[Dataset excerpts]

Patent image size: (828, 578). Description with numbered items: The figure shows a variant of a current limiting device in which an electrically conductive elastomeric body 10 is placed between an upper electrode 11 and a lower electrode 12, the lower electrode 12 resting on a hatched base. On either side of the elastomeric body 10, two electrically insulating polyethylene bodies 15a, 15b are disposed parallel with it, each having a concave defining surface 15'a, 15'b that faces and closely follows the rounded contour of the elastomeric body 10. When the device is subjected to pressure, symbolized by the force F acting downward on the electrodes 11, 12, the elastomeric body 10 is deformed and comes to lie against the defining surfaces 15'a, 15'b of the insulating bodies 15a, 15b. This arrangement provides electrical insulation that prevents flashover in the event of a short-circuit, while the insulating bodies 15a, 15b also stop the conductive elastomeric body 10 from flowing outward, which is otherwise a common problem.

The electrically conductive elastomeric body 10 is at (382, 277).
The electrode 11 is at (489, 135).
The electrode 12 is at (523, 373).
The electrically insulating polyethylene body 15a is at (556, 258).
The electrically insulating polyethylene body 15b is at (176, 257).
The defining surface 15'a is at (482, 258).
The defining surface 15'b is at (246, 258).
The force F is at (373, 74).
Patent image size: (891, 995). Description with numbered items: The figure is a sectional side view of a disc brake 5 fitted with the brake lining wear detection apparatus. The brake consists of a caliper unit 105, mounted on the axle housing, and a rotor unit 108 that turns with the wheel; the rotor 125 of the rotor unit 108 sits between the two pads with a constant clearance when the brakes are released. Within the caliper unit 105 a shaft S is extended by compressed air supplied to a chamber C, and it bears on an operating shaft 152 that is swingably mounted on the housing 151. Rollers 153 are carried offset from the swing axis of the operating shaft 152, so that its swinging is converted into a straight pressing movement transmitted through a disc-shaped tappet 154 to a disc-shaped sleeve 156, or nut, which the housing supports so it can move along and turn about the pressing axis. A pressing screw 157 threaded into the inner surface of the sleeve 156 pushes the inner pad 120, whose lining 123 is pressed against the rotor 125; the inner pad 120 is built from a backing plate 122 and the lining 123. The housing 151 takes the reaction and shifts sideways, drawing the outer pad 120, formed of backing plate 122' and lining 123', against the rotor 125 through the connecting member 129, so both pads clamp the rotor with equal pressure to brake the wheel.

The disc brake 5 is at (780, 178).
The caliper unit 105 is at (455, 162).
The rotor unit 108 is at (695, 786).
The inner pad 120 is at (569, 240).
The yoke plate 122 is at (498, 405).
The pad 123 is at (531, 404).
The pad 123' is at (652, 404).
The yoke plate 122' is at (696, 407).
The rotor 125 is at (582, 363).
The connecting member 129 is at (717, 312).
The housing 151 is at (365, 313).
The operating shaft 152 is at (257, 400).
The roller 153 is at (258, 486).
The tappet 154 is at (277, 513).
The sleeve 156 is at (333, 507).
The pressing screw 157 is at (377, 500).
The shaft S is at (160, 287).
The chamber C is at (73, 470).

GIVEN PROBLEM:
Please convert the lines of all the items above into a Markdown table with the columns Row and Line, numbering each row and omitting blank lines.

PROBLEM SOLUTION:
| Row | Line |
|---|---|
| 1 | Patent image size: (828, 578). Description with numbered items: The figure shows a variant of a current limiting device in which an electrically conductive elastomeric body 10 is placed between an upper electrode 11 and a lower electrode 12, the lower electrode 12 resting on a hatched base. On either side of the elastomeric body 10, two electrically insulating polyethylene bodies 15a, 15b are disposed parallel with it, each having a concave defining surface 15'a, 15'b that faces and closely follows the rounded contour of the elastomeric body 10. When the device is subjected to pressure, symbolized by the force F acting downward on the electrodes 11, 12, the elastomeric body 10 is deformed and comes to lie against the defining surfaces 15'a, 15'b of the insulating bodies 15a, 15b. This arrangement provides electrical insulation that prevents flashover in the event of a short-circuit, while the insulating bodies 15a, 15b also stop the conductive elastomeric body 10 from flowing outward, which is otherwise a common problem. |
| 2 | The electrically conductive elastomeric body 10 is at (382, 277). |
| 3 | The electrode 11 is at (489, 135). |
| 4 | The electrode 12 is at (523, 373). |
| 5 | The electrically insulating polyethylene body 15a is at (556, 258). |
| 6 | The electrically insulating polyethylene body 15b is at (176, 257). |
| 7 | The defining surface 15'a is at (482, 258). |
| 8 | The defining surface 15'b is at (246, 258). |
| 9 | The force F is at (373, 74). |
| 10 | Patent image size: (891, 995). Description with numbered items: The figure is a sectional side view of a disc brake 5 fitted with the brake lining wear detection apparatus. The brake consists of a caliper unit 105, mounted on the axle housing, and a rotor unit 108 that turns with the wheel; the rotor 125 of the rotor unit 108 sits between the two pads with a constant clearance when the brakes are released. Within the caliper unit 105 a shaft S is extended by compressed air supplied to a chamber C, and it bears on an operating shaft 152 that is swingably mounted on the housing 151. Rollers 153 are carried offset from the swing axis of the operating shaft 152, so that its swinging is converted into a straight pressing movement transmitted through a disc-shaped tappet 154 to a disc-shaped sleeve 156, or nut, which the housing supports so it can move along and turn about the pressing axis. A pressing screw 157 threaded into the inner surface of the sleeve 156 pushes the inner pad 120, whose lining 123 is pressed against the rotor 125; the inner pad 120 is built from a backing plate 122 and the lining 123. The housing 151 takes the reaction and shifts sideways, drawing the outer pad 120, formed of backing plate 122' and lining 123', against the rotor 125 through the connecting member 129, so both pads clamp the rotor with equal pressure to brake the wheel. |
| 11 | The disc brake 5 is at (780, 178). |
| 12 | The caliper unit 105 is at (455, 162). |
| 13 | The rotor unit 108 is at (695, 786). |
| 14 | The inner pad 120 is at (569, 240). |
| 15 | The yoke plate 122 is at (498, 405). |
| 16 | The pad 123 is at (531, 404). |
| 17 | The pad 123' is at (652, 404). |
| 18 | The yoke plate 122' is at (696, 407). |
| 19 | The rotor 125 is at (582, 363). |
| 20 | The connecting member 129 is at (717, 312). |
| 21 | The housing 151 is at (365, 313). |
| 22 | The operating shaft 152 is at (257, 400). |
| 23 | The roller 153 is at (258, 486). |
| 24 | The tappet 154 is at (277, 513). |
| 25 | The sleeve 156 is at (333, 507). |
| 26 | The pressing screw 157 is at (377, 500). |
| 27 | The shaft S is at (160, 287). |
| 28 | The chamber C is at (73, 470). |